== Testo ==
------------
Tutti pazzi per le app Note a uso di musei, archivi e biblioteche

Maria Teresa Natale

Abstract


Negli ultimi anni si è assistito a un incredibile sviluppo tecnologico nel settore delle  telecomunicazioni  e  dei  dispositivi mobile.  Smartphone  e  tablet  sono sempre  più  popolari  e  fanno  ormai  parte  della  vita  di  tutti  i  giorni,  a  livello privato e professionale. La possibilità per l’utente di localizzare con facilità i punti  d’interesse  e  di  essere  raggiunto  in  qualsiasi  luogo  e  in  qualsiasi  momento, in condizioni e ambienti di sua scelta, apre nuove prospettive per la comunicazione  dei  contenuti  culturali,  per   l’apprendimento  e  l’edutainment, per il marketing culturale. Si rendono possibili nuovi scenari nella comunicazione che non avviene più solo tra l’istituzione culturale e l’utente ma, grazie
alle opportunità fornite dai social network, coinvolge comunità di utenti interessati al contenuto culturale.
------------
== Righe estratte ==

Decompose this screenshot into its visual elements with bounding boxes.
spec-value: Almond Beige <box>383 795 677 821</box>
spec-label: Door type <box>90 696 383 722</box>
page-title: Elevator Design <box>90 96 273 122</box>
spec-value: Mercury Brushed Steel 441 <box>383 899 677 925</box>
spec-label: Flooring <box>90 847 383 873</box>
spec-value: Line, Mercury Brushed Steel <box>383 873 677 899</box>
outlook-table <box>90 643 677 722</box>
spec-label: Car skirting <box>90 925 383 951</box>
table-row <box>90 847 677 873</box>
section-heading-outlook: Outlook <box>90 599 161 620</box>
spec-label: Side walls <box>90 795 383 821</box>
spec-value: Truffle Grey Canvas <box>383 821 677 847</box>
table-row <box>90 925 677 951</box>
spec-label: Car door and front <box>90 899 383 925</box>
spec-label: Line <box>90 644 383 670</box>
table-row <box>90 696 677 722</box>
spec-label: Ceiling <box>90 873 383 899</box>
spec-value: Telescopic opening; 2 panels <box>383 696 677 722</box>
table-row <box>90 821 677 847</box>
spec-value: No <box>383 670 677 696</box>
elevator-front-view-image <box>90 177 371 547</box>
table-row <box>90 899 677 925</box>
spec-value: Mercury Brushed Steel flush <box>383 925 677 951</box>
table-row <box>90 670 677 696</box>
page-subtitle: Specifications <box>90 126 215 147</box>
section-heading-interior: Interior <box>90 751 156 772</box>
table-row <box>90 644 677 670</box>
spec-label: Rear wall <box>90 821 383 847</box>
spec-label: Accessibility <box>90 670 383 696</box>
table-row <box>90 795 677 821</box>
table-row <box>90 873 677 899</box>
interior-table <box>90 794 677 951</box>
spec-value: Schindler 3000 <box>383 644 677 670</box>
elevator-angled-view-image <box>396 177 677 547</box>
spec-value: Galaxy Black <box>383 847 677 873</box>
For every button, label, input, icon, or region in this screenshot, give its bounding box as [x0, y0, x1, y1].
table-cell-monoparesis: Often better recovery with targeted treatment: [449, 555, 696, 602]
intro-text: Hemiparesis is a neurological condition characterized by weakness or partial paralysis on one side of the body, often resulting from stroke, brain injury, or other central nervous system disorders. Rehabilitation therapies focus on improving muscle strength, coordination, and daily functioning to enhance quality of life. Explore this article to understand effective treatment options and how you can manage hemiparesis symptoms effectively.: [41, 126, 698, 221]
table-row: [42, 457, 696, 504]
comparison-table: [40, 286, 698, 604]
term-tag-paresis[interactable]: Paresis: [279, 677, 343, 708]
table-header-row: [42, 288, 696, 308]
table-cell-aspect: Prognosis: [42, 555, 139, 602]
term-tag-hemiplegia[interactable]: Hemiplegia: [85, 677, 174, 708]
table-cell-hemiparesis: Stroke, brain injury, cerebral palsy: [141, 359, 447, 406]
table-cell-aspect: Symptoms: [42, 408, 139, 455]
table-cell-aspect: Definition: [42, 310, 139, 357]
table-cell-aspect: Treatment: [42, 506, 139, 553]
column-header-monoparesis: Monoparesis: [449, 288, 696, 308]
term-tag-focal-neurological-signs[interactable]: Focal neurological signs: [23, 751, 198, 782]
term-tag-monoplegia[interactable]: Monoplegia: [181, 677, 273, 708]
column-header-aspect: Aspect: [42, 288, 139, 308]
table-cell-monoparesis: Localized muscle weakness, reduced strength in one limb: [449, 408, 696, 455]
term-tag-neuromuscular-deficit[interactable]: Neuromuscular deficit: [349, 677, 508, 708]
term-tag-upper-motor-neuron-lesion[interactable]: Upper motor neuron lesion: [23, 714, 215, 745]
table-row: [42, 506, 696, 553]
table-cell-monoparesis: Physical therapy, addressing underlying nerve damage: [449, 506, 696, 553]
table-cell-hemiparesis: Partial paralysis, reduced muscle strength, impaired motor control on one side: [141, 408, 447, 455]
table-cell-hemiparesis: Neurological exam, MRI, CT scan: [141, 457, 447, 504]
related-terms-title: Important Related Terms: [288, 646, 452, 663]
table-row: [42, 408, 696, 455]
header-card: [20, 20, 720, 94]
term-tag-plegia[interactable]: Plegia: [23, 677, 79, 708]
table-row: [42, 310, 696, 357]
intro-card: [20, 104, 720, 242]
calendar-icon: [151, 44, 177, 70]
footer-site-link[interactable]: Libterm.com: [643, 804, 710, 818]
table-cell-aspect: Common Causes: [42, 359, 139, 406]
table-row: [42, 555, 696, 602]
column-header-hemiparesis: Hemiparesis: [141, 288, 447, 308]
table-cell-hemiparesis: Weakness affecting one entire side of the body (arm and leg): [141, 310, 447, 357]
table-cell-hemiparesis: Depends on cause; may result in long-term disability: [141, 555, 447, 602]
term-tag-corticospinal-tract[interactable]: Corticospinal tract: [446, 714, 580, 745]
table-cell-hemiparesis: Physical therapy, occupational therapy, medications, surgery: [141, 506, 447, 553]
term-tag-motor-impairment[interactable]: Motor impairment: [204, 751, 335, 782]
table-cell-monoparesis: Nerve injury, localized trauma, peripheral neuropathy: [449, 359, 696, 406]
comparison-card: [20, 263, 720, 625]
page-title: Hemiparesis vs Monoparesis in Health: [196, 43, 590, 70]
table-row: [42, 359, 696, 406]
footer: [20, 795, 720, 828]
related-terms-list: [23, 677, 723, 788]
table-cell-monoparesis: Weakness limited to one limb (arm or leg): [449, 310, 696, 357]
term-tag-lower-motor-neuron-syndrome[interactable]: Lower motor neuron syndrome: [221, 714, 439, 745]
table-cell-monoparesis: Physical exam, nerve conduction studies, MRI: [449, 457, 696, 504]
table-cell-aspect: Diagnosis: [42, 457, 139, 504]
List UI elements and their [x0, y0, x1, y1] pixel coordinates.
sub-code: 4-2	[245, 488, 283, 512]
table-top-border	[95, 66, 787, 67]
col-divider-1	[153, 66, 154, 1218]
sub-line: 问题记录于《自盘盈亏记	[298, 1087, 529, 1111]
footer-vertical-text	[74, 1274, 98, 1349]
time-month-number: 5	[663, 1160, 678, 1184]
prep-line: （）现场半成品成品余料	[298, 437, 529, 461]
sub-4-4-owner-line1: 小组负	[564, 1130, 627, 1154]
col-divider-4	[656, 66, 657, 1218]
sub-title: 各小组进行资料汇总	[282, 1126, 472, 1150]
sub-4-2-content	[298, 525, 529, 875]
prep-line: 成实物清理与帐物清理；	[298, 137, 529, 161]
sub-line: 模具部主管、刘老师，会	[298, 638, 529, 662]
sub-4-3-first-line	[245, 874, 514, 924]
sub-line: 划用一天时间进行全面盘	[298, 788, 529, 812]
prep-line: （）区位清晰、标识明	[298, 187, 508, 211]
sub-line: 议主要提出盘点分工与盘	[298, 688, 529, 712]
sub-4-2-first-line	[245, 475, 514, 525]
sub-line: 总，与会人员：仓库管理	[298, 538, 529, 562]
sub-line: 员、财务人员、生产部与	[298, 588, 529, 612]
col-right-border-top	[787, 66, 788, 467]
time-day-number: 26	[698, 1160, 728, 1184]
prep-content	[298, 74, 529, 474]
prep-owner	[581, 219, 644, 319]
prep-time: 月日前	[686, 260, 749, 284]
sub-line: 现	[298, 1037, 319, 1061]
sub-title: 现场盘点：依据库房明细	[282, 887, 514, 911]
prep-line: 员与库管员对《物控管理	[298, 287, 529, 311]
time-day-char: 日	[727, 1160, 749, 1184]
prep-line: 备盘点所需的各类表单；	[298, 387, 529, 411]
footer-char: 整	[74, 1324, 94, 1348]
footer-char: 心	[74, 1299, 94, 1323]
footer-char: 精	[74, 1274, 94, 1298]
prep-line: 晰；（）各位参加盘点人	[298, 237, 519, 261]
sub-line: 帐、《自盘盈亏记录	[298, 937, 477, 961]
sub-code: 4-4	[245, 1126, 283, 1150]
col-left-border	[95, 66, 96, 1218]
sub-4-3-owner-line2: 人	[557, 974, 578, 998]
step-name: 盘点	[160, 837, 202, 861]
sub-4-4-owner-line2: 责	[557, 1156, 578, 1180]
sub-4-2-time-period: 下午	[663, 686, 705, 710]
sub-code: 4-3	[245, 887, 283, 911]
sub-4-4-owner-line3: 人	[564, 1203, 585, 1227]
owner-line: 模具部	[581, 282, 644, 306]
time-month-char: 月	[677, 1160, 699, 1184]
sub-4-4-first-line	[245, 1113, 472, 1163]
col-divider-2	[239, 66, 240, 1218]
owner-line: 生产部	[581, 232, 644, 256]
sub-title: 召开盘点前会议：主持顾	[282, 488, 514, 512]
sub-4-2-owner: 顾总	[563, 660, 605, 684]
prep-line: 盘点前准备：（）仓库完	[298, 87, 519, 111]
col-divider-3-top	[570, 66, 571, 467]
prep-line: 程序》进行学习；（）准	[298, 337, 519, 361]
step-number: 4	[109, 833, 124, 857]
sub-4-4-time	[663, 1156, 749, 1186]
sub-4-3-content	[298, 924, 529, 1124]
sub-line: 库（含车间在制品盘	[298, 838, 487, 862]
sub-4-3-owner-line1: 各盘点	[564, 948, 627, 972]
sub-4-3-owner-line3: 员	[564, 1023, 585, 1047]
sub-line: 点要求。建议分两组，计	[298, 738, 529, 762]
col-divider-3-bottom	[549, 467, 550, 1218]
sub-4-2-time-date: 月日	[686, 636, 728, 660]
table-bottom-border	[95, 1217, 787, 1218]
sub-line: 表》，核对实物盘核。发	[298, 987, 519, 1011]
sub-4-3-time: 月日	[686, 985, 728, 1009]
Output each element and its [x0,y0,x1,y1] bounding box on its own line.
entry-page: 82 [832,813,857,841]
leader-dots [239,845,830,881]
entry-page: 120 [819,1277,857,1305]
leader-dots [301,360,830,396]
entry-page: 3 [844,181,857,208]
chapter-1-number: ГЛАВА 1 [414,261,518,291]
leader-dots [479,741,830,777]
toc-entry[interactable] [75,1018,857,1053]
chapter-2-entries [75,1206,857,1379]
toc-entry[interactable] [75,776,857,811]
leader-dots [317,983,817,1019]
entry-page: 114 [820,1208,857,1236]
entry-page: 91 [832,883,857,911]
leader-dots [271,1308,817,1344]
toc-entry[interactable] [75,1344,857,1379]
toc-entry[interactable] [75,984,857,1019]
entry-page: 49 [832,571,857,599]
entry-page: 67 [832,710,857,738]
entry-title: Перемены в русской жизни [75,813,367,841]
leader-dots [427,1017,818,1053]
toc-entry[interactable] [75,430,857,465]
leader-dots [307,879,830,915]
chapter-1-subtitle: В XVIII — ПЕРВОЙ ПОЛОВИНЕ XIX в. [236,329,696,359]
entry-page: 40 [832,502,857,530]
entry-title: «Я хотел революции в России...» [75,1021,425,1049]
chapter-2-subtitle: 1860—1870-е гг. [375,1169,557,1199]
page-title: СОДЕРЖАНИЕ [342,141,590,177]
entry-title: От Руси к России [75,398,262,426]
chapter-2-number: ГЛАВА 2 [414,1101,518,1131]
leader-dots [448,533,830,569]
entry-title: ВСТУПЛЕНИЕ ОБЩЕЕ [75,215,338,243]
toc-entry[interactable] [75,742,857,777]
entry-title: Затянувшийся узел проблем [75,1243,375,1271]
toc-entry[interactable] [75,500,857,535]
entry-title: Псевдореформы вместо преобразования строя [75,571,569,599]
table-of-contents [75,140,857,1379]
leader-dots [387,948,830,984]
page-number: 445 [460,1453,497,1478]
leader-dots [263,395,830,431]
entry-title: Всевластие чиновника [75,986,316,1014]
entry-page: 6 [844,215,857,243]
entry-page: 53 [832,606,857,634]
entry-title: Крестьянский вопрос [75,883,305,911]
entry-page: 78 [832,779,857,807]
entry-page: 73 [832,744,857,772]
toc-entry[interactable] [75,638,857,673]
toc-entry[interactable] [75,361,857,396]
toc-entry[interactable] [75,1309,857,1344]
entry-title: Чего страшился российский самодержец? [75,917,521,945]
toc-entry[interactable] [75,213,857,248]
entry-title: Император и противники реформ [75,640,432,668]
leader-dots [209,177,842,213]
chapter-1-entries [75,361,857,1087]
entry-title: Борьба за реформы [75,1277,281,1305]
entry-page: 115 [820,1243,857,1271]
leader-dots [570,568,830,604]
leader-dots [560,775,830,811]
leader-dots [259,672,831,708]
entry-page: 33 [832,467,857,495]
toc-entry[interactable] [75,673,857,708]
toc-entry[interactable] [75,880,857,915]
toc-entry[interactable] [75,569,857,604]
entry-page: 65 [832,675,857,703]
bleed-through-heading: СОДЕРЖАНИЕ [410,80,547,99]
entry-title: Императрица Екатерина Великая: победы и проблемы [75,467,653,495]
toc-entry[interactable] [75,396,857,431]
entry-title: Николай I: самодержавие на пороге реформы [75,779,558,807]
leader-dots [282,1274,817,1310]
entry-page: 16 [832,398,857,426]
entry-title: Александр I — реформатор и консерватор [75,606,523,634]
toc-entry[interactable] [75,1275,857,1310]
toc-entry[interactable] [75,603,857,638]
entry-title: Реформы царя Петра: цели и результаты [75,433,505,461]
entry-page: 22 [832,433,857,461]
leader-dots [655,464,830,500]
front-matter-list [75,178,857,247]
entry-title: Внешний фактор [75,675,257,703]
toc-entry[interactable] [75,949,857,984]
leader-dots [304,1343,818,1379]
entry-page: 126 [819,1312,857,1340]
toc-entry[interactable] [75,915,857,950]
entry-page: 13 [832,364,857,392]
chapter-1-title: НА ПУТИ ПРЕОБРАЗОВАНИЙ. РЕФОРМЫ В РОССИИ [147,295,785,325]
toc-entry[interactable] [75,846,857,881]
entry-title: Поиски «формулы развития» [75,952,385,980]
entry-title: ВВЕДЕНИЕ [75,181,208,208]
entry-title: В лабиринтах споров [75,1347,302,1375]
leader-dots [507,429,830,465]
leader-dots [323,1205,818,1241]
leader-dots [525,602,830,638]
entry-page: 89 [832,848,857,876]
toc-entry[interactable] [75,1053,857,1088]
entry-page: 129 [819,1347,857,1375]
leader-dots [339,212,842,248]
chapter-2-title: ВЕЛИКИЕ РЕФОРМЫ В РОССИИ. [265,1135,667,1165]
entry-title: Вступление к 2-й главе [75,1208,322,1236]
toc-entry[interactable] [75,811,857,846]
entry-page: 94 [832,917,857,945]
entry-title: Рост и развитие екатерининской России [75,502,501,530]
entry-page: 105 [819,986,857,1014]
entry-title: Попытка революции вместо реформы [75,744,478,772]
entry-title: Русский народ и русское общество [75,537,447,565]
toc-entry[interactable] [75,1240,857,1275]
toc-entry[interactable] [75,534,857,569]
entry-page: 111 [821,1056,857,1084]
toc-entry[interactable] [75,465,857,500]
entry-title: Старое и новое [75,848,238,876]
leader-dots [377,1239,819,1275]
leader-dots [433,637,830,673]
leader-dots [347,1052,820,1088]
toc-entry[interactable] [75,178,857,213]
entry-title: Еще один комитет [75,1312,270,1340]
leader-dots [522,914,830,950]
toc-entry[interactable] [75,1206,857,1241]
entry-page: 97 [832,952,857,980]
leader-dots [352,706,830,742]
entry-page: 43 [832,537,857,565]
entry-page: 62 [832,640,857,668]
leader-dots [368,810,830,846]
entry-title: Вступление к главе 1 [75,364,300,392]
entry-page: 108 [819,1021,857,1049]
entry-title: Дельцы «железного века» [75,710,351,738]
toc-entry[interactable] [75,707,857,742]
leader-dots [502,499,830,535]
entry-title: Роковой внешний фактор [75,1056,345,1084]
------------
== Istruzioni ==
1. Riassumi in due frasi l'abstract sulle app per musei, archivi e biblioteche.
2. Nell'abstract sulle app per musei, archivi e biblioteche, grazie a che cosa la comunicazione coinvolge comunità di utenti interessati al contenuto culturale?
3. Prosegui l'abstract sulle app per musei, archivi e biblioteche a partire dalla sua ultima frase.

== Elenco risposte ==
1. Negli ultimi anni le telecomunicazioni e i dispositivi mobili hanno avuto un forte sviluppo, e smartphone e tablet sono entrati nella vita di tutti i giorni, privata e professionale. La possibilità per l'utente di localizzare i punti d'interesse e di essere raggiunto in qualsiasi luogo e momento apre nuove prospettive per la comunicazione dei contenuti culturali, per l'apprendimento, l'edutainment e il marketing culturale, e grazie ai social network coinvolge anche comunità di utenti.

2. Grazie alle opportunità fornite dai social network.

3.
Le istituzioni culturali si stanno affacciando, anche se timidamente, al settore del mobile, intravedendo possibilità di comunicare la propria immagine e fornire nuovi  servizi  a  utenti  sempre  più  esigenti,  sfruttando  le  potenzialità  derivanti dalla connessione alla rete pressoché permanente e alla geolocalizzazione.
Questo  contributo  intende  offrire  una  sintetica  panoramica  sulle  applicazioni per  dispositivi mobile,  definite   comunemente  “app”,  realizzate  nell’ambito  di istituzioni culturali. Obiettivo di questo contributo è chiarire una serie di definizioni e caratteristiche tecniche e riportare alcune interessanti esperienze a livello internazionale e nazionale.